Task requirements -> Go through the lines below and copy each one that holds the string "source".

Dataset records ->
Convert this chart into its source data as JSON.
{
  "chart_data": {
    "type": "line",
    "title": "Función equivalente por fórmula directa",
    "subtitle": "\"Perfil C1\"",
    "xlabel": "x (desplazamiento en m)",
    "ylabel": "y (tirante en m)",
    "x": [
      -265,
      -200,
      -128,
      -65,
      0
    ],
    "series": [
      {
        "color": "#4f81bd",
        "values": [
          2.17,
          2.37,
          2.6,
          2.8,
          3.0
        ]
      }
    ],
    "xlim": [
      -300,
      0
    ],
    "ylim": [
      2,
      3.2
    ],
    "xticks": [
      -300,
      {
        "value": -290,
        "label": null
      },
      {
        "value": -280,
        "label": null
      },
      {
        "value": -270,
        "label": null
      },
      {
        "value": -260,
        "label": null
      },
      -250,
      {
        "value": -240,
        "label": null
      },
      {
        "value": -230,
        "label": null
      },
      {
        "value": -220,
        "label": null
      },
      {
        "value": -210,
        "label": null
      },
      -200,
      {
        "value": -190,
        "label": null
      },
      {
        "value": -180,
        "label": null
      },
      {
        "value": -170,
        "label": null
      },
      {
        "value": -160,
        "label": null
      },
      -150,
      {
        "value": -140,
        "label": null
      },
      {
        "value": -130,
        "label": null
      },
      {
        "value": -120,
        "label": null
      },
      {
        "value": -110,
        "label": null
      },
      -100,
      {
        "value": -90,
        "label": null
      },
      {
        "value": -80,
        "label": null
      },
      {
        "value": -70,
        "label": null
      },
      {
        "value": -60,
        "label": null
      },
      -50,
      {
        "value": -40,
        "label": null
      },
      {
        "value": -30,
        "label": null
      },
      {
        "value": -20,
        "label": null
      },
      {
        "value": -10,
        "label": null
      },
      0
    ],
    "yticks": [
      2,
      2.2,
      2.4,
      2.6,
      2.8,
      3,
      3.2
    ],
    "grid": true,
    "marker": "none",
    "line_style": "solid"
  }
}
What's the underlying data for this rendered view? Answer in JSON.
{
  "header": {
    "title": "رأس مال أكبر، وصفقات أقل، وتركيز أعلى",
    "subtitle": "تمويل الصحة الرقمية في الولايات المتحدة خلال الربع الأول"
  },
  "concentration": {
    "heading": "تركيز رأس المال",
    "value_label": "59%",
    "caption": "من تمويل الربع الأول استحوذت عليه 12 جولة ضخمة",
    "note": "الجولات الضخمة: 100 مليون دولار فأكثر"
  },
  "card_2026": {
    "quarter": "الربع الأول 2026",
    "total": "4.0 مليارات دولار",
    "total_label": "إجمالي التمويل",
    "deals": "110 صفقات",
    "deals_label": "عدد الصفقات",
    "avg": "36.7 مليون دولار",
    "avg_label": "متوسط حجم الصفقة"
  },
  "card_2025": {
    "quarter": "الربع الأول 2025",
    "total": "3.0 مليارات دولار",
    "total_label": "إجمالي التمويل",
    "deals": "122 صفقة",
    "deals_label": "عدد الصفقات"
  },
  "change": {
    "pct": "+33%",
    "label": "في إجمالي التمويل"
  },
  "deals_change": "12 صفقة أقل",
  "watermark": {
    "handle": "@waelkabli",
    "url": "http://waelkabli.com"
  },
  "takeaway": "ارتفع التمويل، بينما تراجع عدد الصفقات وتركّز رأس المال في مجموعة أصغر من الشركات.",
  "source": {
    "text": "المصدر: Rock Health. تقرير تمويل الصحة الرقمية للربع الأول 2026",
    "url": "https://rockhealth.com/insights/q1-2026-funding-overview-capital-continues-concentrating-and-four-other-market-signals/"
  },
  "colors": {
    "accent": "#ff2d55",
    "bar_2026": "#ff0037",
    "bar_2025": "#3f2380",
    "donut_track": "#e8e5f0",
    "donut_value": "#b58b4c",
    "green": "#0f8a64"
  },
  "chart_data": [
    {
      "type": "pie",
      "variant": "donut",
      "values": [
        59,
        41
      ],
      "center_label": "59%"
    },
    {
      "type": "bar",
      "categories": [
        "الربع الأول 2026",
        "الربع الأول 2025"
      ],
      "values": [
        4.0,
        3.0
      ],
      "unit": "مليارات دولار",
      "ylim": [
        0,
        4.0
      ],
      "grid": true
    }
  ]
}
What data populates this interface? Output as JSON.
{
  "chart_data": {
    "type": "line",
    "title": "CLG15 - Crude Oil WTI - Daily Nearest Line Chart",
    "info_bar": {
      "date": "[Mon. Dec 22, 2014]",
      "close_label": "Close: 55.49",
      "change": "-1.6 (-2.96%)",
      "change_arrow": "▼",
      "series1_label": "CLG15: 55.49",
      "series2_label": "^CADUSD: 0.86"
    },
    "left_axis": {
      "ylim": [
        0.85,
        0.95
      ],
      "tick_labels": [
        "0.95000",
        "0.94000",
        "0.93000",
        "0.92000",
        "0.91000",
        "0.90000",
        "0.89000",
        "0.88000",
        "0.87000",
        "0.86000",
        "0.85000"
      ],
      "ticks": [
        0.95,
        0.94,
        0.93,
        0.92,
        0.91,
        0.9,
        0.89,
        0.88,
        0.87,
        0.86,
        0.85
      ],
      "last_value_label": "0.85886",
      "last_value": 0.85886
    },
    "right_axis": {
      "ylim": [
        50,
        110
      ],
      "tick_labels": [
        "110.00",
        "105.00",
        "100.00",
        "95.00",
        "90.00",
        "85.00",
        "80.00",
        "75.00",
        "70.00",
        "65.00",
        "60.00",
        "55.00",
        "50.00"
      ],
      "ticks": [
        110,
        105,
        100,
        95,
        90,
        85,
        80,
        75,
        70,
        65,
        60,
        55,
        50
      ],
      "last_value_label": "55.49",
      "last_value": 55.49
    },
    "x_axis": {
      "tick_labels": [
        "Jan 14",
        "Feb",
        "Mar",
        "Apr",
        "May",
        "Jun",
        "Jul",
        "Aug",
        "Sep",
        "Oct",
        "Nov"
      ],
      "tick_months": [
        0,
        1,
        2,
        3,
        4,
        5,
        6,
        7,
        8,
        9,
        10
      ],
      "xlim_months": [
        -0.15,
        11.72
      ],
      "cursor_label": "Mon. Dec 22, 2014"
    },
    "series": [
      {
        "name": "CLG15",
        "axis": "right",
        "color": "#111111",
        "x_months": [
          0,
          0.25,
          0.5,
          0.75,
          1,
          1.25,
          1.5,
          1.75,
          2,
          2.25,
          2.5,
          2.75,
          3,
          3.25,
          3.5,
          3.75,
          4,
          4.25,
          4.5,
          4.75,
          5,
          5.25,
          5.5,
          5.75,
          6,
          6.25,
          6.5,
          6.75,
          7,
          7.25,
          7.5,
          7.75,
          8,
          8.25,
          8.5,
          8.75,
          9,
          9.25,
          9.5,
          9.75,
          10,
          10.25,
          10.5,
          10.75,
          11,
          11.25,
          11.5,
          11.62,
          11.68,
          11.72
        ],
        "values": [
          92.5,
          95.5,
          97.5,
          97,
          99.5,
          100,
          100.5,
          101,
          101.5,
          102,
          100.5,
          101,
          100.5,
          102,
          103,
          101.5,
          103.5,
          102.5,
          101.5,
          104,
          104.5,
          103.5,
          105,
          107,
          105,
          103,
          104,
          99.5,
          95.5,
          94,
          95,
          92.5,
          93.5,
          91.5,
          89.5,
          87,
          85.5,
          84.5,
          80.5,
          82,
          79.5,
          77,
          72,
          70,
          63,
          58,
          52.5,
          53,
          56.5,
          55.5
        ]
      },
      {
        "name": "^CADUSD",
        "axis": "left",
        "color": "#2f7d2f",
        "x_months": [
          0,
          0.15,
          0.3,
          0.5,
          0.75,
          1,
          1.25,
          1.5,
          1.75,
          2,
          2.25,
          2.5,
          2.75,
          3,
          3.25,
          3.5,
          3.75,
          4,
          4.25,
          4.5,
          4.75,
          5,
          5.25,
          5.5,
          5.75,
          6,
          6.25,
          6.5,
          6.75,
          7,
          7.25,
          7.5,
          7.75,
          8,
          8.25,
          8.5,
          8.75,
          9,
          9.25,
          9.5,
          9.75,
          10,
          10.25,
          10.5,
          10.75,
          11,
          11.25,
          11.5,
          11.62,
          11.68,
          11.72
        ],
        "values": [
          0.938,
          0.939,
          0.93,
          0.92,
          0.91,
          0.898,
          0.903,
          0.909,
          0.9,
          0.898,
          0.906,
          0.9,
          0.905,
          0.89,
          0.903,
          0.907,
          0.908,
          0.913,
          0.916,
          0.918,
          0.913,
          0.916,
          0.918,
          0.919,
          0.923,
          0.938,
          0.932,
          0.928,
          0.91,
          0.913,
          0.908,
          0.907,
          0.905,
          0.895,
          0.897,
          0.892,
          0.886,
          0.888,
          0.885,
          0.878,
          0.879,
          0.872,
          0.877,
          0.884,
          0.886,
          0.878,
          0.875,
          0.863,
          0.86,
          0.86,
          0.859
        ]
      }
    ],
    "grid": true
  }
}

Response to the task ->
Convert this chart into its source data as JSON.
  "source": {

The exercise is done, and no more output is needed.